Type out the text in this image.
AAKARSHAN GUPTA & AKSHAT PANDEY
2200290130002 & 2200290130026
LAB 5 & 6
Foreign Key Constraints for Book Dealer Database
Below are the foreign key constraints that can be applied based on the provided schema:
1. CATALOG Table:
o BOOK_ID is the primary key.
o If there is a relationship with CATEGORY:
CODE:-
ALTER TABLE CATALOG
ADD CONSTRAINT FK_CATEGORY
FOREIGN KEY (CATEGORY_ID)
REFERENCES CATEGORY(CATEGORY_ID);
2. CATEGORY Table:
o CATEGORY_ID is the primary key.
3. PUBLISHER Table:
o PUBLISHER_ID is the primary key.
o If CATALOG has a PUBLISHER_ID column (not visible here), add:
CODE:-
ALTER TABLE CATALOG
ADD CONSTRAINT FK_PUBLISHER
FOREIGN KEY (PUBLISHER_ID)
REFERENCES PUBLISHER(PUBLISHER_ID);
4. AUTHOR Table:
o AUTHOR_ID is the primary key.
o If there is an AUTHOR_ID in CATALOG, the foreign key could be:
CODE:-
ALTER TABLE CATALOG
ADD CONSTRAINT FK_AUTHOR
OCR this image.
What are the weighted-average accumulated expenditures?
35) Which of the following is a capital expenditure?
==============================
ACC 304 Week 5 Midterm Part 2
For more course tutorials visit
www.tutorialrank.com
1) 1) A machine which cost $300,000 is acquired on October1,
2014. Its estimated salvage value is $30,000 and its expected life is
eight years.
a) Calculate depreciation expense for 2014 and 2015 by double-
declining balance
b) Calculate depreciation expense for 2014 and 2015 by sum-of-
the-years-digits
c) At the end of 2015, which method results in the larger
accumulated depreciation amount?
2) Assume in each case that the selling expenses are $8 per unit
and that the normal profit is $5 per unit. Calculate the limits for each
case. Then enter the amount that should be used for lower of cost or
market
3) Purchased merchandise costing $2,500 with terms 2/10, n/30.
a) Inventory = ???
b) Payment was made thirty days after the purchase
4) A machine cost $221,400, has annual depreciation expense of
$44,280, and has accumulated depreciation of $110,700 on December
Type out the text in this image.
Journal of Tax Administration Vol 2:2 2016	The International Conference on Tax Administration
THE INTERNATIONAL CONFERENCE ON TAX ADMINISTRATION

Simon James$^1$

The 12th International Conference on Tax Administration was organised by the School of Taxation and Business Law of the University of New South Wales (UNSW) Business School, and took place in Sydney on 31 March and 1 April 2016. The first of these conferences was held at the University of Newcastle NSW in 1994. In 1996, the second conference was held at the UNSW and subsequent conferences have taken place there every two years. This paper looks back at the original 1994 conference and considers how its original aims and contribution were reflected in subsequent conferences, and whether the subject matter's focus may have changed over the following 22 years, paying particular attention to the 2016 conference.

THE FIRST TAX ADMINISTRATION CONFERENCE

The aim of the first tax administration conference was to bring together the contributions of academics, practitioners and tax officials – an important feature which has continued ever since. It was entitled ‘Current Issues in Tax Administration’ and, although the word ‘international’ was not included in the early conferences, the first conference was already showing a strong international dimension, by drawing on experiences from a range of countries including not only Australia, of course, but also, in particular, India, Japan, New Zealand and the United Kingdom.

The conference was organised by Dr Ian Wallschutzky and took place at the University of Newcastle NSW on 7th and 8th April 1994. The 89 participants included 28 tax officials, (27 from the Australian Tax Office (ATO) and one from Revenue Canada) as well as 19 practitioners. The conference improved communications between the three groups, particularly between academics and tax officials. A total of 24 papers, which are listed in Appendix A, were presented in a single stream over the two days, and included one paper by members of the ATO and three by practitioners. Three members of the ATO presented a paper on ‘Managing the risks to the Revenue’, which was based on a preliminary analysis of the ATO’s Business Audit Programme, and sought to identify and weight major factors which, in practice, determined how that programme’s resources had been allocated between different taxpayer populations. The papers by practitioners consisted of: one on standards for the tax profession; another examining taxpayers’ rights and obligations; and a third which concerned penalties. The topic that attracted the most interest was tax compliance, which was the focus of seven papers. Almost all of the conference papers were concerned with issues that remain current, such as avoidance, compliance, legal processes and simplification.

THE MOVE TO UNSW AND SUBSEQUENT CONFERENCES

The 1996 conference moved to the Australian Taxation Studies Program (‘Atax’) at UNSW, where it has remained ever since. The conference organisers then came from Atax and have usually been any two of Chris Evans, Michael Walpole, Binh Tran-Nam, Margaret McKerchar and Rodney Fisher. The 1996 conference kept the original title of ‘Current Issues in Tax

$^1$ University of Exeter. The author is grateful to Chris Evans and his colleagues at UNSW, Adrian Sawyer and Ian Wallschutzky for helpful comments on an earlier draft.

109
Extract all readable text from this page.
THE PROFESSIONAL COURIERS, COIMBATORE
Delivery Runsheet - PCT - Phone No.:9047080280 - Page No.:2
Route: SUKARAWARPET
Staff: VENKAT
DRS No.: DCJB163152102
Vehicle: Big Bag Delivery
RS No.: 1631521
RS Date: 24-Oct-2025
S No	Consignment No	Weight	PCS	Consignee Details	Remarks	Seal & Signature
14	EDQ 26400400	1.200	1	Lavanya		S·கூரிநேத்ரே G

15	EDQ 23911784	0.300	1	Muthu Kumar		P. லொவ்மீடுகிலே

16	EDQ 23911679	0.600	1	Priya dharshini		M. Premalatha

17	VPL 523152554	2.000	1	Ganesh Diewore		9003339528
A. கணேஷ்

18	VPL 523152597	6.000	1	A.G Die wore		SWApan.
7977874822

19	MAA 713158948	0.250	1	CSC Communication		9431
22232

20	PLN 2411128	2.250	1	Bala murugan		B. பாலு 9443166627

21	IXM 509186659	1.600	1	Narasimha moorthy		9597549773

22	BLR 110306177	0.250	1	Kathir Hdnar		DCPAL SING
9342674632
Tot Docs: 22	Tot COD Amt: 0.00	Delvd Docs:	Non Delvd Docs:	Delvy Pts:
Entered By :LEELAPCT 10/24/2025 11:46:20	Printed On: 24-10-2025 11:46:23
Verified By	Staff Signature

Your goal: Find every line above that contains the word "Delivery", and return each one.

Answer below:
Delivery Runsheet - PCT - Phone No.:9047080280 - Page No.:2
Vehicle: Big Bag Delivery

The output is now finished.